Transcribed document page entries
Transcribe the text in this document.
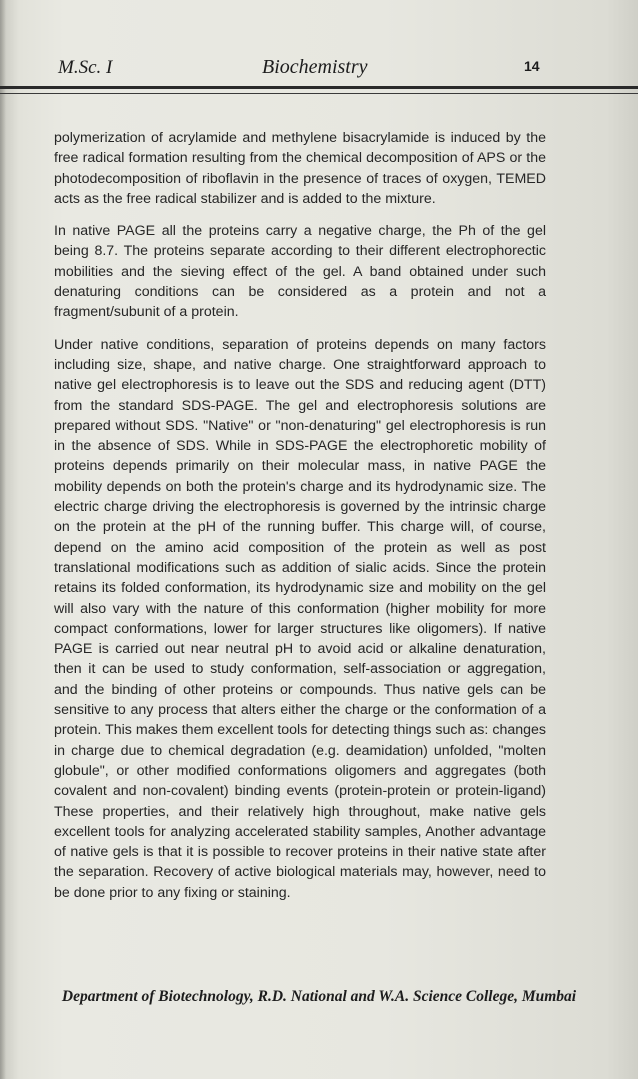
M.Sc. I	Biochemistry	14

polymerization of acrylamide and methylene bisacrylamide is induced by the free radical formation resulting from the chemical decomposition of APS or the photodecomposition of riboflavin in the presence of traces of oxygen, TEMED acts as the free radical stabilizer and is added to the mixture.

In native PAGE all the proteins carry a negative charge, the Ph of the gel being 8.7. The proteins separate according to their different electrophorectic mobilities and the sieving effect of the gel. A band obtained under such denaturing conditions can be considered as a protein and not a fragment/subunit of a protein.

Under native conditions, separation of proteins depends on many factors including size, shape, and native charge. One straightforward approach to native gel electrophoresis is to leave out the SDS and reducing agent (DTT) from the standard SDS-PAGE. The gel and electrophoresis solutions are prepared without SDS. "Native" or "non-denaturing" gel electrophoresis is run in the absence of SDS. While in SDS-PAGE the electrophoretic mobility of proteins depends primarily on their molecular mass, in native PAGE the mobility depends on both the protein's charge and its hydrodynamic size. The electric charge driving the electrophoresis is governed by the intrinsic charge on the protein at the pH of the running buffer. This charge will, of course, depend on the amino acid composition of the protein as well as post translational modifications such as addition of sialic acids. Since the protein retains its folded conformation, its hydrodynamic size and mobility on the gel will also vary with the nature of this conformation (higher mobility for more compact conformations, lower for larger structures like oligomers). If native PAGE is carried out near neutral pH to avoid acid or alkaline denaturation, then it can be used to study conformation, self-association or aggregation, and the binding of other proteins or compounds. Thus native gels can be sensitive to any process that alters either the charge or the conformation of a protein. This makes them excellent tools for detecting things such as: changes in charge due to chemical degradation (e.g. deamidation) unfolded, "molten globule", or other modified conformations oligomers and aggregates (both covalent and non-covalent) binding events (protein-protein or protein-ligand) These properties, and their relatively high throughout, make native gels excellent tools for analyzing accelerated stability samples, Another advantage of native gels is that it is possible to recover proteins in their native state after the separation. Recovery of active biological materials may, however, need to be done prior to any fixing or staining.

Department of Biotechnology, R.D. National and W.A. Science College, Mumbai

What the exercise asks: Once the pictures are set aside, reproduce the records in full and exactly.

Finished task:
Transcribe the text in this document.
M.Sc. I	Biochemistry	14

polymerization of acrylamide and methylene bisacrylamide is induced by the free radical formation resulting from the chemical decomposition of APS or the photodecomposition of riboflavin in the presence of traces of oxygen, TEMED acts as the free radical stabilizer and is added to the mixture.

In native PAGE all the proteins carry a negative charge, the Ph of the gel being 8.7. The proteins separate according to their different electrophorectic mobilities and the sieving effect of the gel. A band obtained under such denaturing conditions can be considered as a protein and not a fragment/subunit of a protein.

Under native conditions, separation of proteins depends on many factors including size, shape, and native charge. One straightforward approach to native gel electrophoresis is to leave out the SDS and reducing agent (DTT) from the standard SDS-PAGE. The gel and electrophoresis solutions are prepared without SDS. "Native" or "non-denaturing" gel electrophoresis is run in the absence of SDS. While in SDS-PAGE the electrophoretic mobility of proteins depends primarily on their molecular mass, in native PAGE the mobility depends on both the protein's charge and its hydrodynamic size. The electric charge driving the electrophoresis is governed by the intrinsic charge on the protein at the pH of the running buffer. This charge will, of course, depend on the amino acid composition of the protein as well as post translational modifications such as addition of sialic acids. Since the protein retains its folded conformation, its hydrodynamic size and mobility on the gel will also vary with the nature of this conformation (higher mobility for more compact conformations, lower for larger structures like oligomers). If native PAGE is carried out near neutral pH to avoid acid or alkaline denaturation, then it can be used to study conformation, self-association or aggregation, and the binding of other proteins or compounds. Thus native gels can be sensitive to any process that alters either the charge or the conformation of a protein. This makes them excellent tools for detecting things such as: changes in charge due to chemical degradation (e.g. deamidation) unfolded, "molten globule", or other modified conformations oligomers and aggregates (both covalent and non-covalent) binding events (protein-protein or protein-ligand) These properties, and their relatively high throughout, make native gels excellent tools for analyzing accelerated stability samples, Another advantage of native gels is that it is possible to recover proteins in their native state after the separation. Recovery of active biological materials may, however, need to be done prior to any fixing or staining.

Department of Biotechnology, R.D. National and W.A. Science College, Mumbai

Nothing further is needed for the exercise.